◆ Provided text
* Start *

Politics & the Nation
  • Some very good commentary on the Allahabad High Court's judgement on Ayodhya dispute
    • Yet, the Allahabad High Court tried to clothe a compromise as a form of legal resolution, relying on faith as actionable evidence and doing damage, in the process, to the law and to vital political values. It is necessary and sufficient that the Supreme Court should undo this damage done by the high court. If it can delineate the boundaries of judicial action and leave needed further resolution to the political process, that would be what is required.
  • What is the best way to compensate the landowners from whom land is taken away for urbanization needs?
    • While it is true that there is no one ideal solution, what ET suggests in its editorial today is worth our attention:
    • A viable form of stakeholdership is to transfer ownership of the land in question to a special purpose vehicle (SPV) in which half the ownership is vested in the original owners of the land, while the other half vests with the project developer. The project could pay the SPV lease rentals that reflect the commercial value of the new activity coming up on the land, offering landlosers a steady, certain stream of income. The value of the SPV’s shares would increase as the land rises in value over time and the erstwhile farmers would share in the upside. Further, the landlosers could be organised into production units that deliver assorted services to the new project, adding to their incomes. These should be an integral part of the project.
  • Supreme Court rules out corrective action in Bhopal gas case
    • The Supreme Court has refused to change its mind about a 1996 judgment and allow stricter punishments for seven corporate executives convicted for their role in the world’s worst industrial disaster.
    • Dismissing the curative petition filed by the CBI, it observed “No satisfactory explanation is given to file such curative petitions after about 14 years from 1996 judgment of the Supreme Court.”
    • In 1996, the Supreme Court diluted the charges against the accused from culpable homicide not amounting to murder to criminal negligence.
Finance & Economy
  • What went wrong with Economics and Economists?
    • You must read this op-ed by Bradford Delong.  It tries to answer this question in the context of the recent financial crisis that the globe had witnessed.  A very interesting read.
  • Know what is ‘middle income trap’?
    • This refers to countries that have grown out of poverty and can no longer compete with low-cost producers, but cannot also make the leap to an advanced economy.  ADB says that many Asian economies are in danger falling into this kind of trap now.

* End *

◆ Layout dataset entries
* Start *

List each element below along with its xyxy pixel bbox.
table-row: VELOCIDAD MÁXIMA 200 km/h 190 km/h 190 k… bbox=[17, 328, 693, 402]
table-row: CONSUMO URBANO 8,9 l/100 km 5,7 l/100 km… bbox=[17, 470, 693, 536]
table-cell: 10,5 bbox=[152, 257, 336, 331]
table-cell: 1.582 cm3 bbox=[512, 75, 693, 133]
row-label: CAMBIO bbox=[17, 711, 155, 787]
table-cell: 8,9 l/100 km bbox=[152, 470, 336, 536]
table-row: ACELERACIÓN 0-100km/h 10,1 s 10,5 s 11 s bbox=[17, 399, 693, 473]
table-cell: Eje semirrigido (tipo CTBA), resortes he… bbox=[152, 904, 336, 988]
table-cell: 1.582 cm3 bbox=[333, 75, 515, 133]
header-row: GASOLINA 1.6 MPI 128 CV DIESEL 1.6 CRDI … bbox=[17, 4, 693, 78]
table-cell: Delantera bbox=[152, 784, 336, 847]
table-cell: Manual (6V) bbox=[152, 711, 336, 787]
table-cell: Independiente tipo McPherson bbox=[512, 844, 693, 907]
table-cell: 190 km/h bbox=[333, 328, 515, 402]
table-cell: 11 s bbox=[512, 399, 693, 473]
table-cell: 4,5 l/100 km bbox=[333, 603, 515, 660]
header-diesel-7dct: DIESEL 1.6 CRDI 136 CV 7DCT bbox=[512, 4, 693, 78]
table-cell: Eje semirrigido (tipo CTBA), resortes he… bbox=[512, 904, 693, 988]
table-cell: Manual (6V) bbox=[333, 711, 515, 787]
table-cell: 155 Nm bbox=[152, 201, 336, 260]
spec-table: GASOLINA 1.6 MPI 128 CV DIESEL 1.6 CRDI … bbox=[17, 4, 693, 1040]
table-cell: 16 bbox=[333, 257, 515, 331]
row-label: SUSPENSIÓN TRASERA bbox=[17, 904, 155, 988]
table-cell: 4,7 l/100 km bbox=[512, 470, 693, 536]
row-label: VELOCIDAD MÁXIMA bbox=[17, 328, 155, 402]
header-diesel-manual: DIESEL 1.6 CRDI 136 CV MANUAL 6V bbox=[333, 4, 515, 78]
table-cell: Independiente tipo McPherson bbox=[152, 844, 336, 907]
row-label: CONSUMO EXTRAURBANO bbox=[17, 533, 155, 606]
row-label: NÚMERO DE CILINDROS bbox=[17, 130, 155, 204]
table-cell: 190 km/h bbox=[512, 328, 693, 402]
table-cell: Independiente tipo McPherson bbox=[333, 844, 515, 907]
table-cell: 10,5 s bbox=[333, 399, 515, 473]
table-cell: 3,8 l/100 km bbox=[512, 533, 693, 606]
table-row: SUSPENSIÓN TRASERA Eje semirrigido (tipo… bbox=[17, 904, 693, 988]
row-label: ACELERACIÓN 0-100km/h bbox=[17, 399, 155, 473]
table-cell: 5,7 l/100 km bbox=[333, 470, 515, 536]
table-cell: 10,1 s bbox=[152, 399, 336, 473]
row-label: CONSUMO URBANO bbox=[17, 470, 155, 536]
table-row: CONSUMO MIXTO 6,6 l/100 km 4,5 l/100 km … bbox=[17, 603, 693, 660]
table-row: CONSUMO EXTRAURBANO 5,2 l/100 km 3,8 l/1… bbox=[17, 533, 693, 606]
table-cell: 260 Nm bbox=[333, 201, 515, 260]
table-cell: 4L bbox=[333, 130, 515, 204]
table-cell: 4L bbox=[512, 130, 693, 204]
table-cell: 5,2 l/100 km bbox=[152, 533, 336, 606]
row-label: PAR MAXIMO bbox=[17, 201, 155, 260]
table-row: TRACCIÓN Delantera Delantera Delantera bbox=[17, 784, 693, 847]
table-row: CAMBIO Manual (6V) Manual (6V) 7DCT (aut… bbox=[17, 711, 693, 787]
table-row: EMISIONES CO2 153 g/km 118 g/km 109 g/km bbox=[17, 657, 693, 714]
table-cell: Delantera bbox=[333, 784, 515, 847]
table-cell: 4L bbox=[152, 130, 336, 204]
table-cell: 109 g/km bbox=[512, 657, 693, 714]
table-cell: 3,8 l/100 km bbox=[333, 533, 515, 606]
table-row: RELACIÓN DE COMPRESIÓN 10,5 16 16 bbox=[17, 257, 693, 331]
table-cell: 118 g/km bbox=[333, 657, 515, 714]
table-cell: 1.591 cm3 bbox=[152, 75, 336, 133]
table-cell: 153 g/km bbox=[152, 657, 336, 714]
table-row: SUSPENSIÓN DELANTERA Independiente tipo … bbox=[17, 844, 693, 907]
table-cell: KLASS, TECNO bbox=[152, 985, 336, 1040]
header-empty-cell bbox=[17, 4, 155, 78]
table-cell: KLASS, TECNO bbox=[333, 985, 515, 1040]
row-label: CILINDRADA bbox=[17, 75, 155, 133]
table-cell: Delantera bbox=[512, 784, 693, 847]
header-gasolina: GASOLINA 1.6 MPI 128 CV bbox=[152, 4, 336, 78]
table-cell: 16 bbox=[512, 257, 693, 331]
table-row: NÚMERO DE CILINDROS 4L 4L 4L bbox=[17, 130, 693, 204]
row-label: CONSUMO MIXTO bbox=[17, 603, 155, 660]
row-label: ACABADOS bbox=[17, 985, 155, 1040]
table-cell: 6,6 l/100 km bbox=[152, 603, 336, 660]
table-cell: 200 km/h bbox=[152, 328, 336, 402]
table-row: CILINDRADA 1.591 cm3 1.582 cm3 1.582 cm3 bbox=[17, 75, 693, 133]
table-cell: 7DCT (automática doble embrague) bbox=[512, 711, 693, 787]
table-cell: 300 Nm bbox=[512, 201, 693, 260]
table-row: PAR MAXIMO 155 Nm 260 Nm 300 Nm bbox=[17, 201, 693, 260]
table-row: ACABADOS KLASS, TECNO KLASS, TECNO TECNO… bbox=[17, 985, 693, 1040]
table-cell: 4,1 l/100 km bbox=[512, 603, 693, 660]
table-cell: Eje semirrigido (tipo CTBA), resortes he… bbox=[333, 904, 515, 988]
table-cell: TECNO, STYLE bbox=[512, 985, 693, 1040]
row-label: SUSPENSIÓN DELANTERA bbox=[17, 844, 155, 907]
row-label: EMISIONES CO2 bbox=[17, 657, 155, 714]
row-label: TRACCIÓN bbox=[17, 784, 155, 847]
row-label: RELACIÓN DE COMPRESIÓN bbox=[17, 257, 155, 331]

* End *

◆ To-do list
1. Reproduce the passage of the news digest starting with "Politics & the" and going on through "what is required.".
2. Summarize the news digest in two sentences.

◆ Answers by task
1.
Politics & the Nation
  • Some very good commentary on the Allahabad High Court's judgement on Ayodhya dispute
    • Yet, the Allahabad High Court tried to clothe a compromise as a form of legal resolution, relying on faith as actionable evidence and doing damage, in the process, to the law and to vital political values. It is necessary and sufficient that the Supreme Court should undo this damage done by the high court. If it can delineate the boundaries of judicial action and leave needed further resolution to the political process, that would be what is required.

2. The news digest points to commentary arguing that the Supreme Court should undo the damage done by the Allahabad High Court's Ayodhya judgment, an ET editorial proposing a special purpose vehicle that would give landowners a stake in land taken for urbanization, and the Supreme Court's refusal to revisit its 1996 judgment in the Bhopal gas case. It also recommends a Bradford Delong op-ed on what went wrong with economics in the context of the recent financial crisis, and it explains the "middle income trap," into which ADB says many Asian economies are in danger of falling.